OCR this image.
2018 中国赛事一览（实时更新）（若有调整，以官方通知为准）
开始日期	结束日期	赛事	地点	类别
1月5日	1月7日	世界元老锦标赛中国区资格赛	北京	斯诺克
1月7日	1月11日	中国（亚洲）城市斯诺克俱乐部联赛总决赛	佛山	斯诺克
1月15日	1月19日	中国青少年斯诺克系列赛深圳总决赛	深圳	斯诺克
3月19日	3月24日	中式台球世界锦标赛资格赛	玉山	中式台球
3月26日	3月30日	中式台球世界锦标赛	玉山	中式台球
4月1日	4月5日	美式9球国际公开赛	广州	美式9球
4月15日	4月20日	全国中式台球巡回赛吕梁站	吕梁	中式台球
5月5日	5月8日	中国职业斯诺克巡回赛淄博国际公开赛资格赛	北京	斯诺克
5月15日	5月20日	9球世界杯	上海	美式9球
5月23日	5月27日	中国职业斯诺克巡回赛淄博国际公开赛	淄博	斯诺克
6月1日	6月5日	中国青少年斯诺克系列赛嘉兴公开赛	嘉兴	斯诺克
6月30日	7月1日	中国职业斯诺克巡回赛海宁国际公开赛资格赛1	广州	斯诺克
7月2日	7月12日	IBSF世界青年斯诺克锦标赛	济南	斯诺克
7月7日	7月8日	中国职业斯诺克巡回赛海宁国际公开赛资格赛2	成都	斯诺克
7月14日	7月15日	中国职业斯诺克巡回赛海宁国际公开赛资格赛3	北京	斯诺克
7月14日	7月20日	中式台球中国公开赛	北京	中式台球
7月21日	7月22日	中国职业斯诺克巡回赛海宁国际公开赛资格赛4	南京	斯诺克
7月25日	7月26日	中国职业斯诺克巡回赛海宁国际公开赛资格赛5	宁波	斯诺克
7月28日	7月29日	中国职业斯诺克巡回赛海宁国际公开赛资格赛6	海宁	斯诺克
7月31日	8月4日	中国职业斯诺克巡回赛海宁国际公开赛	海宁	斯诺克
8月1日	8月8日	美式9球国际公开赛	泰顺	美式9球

--

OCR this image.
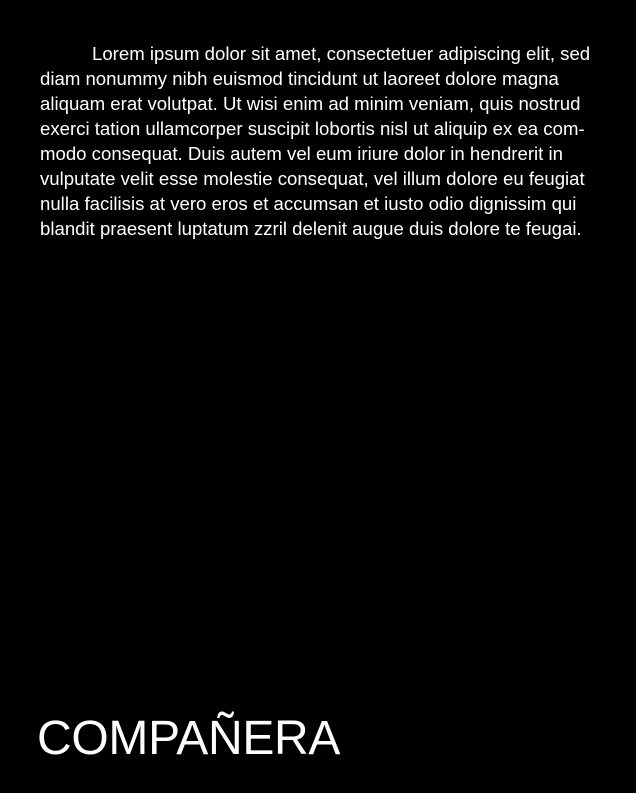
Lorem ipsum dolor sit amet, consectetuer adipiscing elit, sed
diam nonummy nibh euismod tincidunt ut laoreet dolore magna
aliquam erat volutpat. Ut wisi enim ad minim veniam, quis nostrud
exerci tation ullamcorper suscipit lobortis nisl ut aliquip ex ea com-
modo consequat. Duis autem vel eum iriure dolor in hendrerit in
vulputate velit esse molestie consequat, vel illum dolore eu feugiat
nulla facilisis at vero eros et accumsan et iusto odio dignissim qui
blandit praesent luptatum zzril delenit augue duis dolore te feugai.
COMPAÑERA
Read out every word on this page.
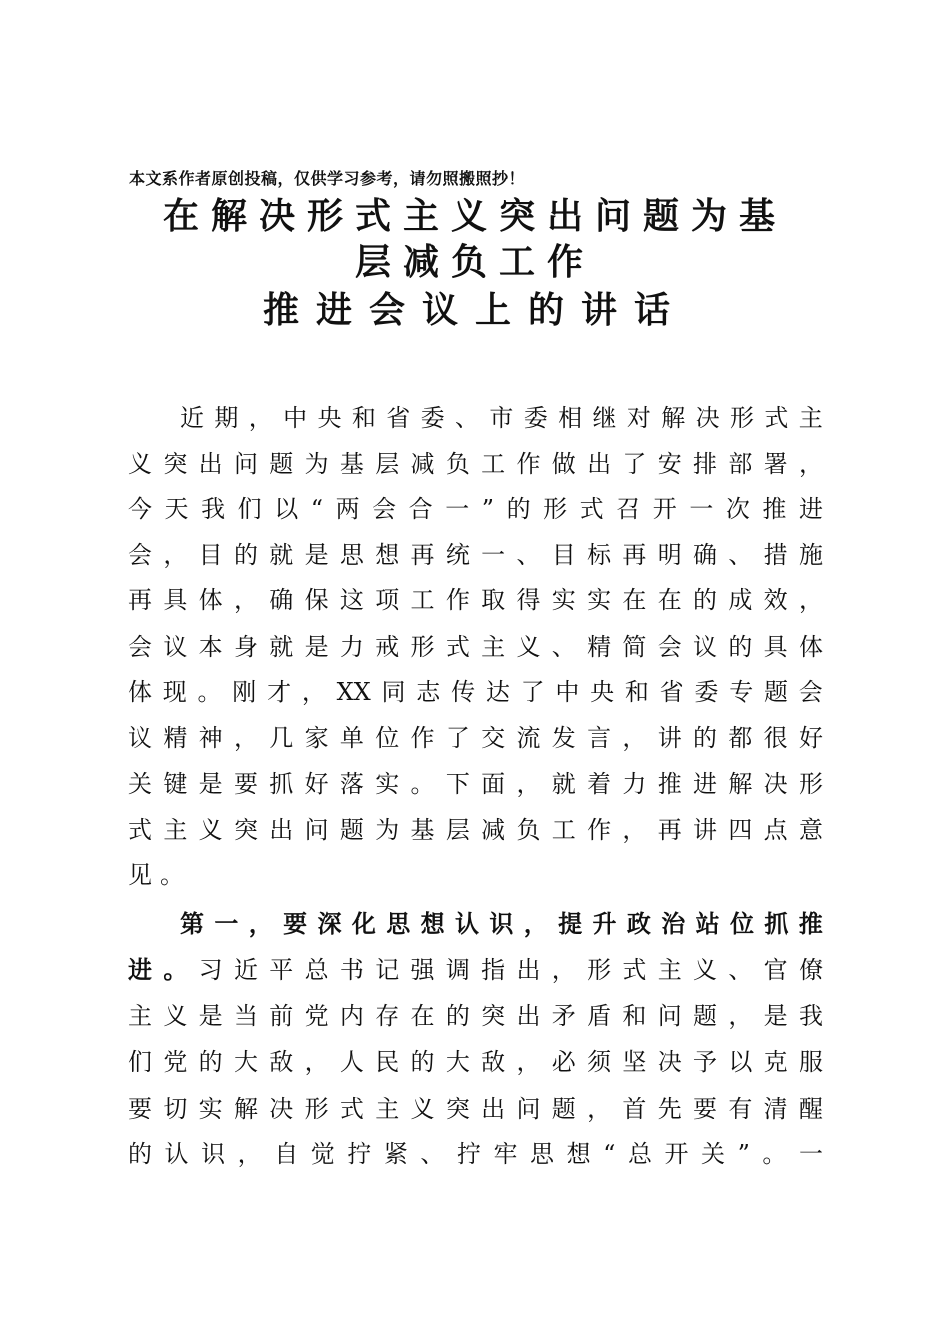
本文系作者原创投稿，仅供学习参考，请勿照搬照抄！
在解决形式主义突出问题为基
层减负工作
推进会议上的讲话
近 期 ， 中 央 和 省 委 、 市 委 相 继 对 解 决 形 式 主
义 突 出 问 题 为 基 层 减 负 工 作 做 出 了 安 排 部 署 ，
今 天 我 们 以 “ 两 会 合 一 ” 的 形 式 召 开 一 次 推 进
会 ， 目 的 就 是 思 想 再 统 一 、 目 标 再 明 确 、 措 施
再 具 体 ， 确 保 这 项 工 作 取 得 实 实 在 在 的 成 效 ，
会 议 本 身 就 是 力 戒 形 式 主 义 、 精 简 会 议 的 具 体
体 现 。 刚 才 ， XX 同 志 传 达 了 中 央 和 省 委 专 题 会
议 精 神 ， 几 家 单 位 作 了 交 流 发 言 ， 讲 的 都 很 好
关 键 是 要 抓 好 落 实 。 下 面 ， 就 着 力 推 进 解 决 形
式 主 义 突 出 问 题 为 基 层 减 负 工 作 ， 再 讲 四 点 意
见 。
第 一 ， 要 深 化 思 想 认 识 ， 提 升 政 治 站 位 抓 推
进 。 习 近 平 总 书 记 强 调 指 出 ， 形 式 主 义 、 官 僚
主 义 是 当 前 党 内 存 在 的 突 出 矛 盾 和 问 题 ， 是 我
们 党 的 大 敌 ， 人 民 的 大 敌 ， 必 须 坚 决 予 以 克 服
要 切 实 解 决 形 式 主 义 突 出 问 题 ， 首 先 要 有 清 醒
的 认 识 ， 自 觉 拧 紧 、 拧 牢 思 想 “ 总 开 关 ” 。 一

--

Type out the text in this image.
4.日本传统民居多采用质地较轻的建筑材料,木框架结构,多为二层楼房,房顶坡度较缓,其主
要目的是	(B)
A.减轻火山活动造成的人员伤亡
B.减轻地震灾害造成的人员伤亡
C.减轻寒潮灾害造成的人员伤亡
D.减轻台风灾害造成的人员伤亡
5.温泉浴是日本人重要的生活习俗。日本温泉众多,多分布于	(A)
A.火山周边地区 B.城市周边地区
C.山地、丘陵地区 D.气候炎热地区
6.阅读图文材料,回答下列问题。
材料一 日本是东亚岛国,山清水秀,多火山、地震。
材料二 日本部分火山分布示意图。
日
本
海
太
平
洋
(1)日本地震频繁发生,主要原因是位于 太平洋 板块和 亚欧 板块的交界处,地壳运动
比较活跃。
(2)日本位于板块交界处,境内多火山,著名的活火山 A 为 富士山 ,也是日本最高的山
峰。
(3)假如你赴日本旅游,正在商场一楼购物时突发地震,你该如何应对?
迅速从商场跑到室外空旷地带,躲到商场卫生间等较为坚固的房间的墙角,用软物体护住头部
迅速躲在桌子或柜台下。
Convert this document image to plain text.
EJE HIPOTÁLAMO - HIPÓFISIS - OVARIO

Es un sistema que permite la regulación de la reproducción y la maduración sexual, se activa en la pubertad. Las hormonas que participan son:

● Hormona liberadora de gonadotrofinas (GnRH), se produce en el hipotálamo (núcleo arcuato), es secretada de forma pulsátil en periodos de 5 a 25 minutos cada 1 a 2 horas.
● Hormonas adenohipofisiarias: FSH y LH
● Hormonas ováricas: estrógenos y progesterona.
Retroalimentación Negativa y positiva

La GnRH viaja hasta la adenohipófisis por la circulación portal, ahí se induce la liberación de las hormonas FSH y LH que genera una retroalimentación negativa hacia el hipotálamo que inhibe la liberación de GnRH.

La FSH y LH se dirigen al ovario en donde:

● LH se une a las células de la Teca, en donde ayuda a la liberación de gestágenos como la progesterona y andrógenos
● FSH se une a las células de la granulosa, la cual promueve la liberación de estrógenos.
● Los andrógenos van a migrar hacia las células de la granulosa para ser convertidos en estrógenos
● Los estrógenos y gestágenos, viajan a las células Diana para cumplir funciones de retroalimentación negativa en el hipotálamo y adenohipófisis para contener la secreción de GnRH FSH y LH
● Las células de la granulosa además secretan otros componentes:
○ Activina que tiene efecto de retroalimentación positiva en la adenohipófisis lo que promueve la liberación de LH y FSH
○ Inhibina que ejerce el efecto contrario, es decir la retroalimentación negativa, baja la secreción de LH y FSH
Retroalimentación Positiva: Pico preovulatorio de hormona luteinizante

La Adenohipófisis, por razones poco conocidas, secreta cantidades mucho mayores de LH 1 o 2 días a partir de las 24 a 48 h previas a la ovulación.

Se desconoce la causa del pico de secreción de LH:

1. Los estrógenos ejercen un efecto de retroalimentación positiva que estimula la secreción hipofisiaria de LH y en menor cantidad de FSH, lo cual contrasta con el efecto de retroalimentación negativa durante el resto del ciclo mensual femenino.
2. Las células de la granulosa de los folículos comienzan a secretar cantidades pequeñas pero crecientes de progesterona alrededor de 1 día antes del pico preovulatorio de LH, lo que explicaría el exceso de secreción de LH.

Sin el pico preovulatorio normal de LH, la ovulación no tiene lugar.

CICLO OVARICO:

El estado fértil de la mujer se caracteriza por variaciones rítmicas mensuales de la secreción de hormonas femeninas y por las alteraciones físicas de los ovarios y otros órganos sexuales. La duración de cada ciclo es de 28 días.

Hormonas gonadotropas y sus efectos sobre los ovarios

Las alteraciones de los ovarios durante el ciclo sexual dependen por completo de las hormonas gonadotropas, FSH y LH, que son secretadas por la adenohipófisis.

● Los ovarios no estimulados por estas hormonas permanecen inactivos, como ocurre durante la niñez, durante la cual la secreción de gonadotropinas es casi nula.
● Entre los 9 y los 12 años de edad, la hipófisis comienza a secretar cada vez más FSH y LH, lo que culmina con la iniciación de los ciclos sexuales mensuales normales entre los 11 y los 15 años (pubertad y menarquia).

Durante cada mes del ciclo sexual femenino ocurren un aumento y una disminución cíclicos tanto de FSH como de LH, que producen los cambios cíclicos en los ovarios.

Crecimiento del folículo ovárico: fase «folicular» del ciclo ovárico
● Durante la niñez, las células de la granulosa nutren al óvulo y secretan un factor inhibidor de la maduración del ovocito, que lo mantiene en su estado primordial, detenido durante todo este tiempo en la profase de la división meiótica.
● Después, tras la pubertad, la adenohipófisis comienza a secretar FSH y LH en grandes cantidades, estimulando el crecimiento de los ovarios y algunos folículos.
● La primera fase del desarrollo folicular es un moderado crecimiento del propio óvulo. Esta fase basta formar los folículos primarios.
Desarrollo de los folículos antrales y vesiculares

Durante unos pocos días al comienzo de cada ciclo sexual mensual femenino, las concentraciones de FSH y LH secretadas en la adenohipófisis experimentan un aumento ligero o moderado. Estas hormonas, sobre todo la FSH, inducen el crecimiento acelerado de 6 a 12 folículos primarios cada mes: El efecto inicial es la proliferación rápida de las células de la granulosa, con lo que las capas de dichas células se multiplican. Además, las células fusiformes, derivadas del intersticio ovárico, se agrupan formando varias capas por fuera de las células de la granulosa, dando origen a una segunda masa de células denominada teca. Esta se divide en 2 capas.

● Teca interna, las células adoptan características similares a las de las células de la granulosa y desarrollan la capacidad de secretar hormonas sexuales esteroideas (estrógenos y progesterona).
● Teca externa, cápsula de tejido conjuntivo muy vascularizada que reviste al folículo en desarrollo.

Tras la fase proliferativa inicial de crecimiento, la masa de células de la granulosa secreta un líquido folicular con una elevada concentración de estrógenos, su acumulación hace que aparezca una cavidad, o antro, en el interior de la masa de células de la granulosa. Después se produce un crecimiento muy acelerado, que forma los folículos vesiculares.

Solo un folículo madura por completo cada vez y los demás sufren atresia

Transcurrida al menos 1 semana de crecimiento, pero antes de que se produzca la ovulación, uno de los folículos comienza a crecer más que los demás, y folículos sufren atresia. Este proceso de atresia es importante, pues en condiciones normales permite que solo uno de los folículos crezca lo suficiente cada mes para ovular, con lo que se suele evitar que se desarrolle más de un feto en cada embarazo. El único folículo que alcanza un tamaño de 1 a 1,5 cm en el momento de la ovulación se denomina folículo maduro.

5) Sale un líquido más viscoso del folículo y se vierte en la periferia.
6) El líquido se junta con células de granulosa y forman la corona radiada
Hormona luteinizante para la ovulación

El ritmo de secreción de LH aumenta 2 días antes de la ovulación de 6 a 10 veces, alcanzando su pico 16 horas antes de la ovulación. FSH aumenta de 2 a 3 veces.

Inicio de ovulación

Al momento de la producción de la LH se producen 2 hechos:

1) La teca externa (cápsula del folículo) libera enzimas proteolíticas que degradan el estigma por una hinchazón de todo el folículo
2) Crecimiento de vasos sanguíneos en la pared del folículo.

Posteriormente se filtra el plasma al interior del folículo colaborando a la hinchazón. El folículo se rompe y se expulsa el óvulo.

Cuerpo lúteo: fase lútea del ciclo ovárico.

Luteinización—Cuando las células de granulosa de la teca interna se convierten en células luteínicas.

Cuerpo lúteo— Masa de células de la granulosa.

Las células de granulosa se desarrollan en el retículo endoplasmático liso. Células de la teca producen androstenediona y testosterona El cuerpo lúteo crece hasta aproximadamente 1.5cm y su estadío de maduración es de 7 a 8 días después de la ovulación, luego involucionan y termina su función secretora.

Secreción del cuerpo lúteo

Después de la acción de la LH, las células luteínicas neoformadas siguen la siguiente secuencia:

» **What is asked**:
Pick out the lines above that hold the string "this" and show them.

» **Exercise output**:
OCR this image.
OCR this image.
Read out every word on this page.
Type out the text in this image.
Convert this document image to plain text.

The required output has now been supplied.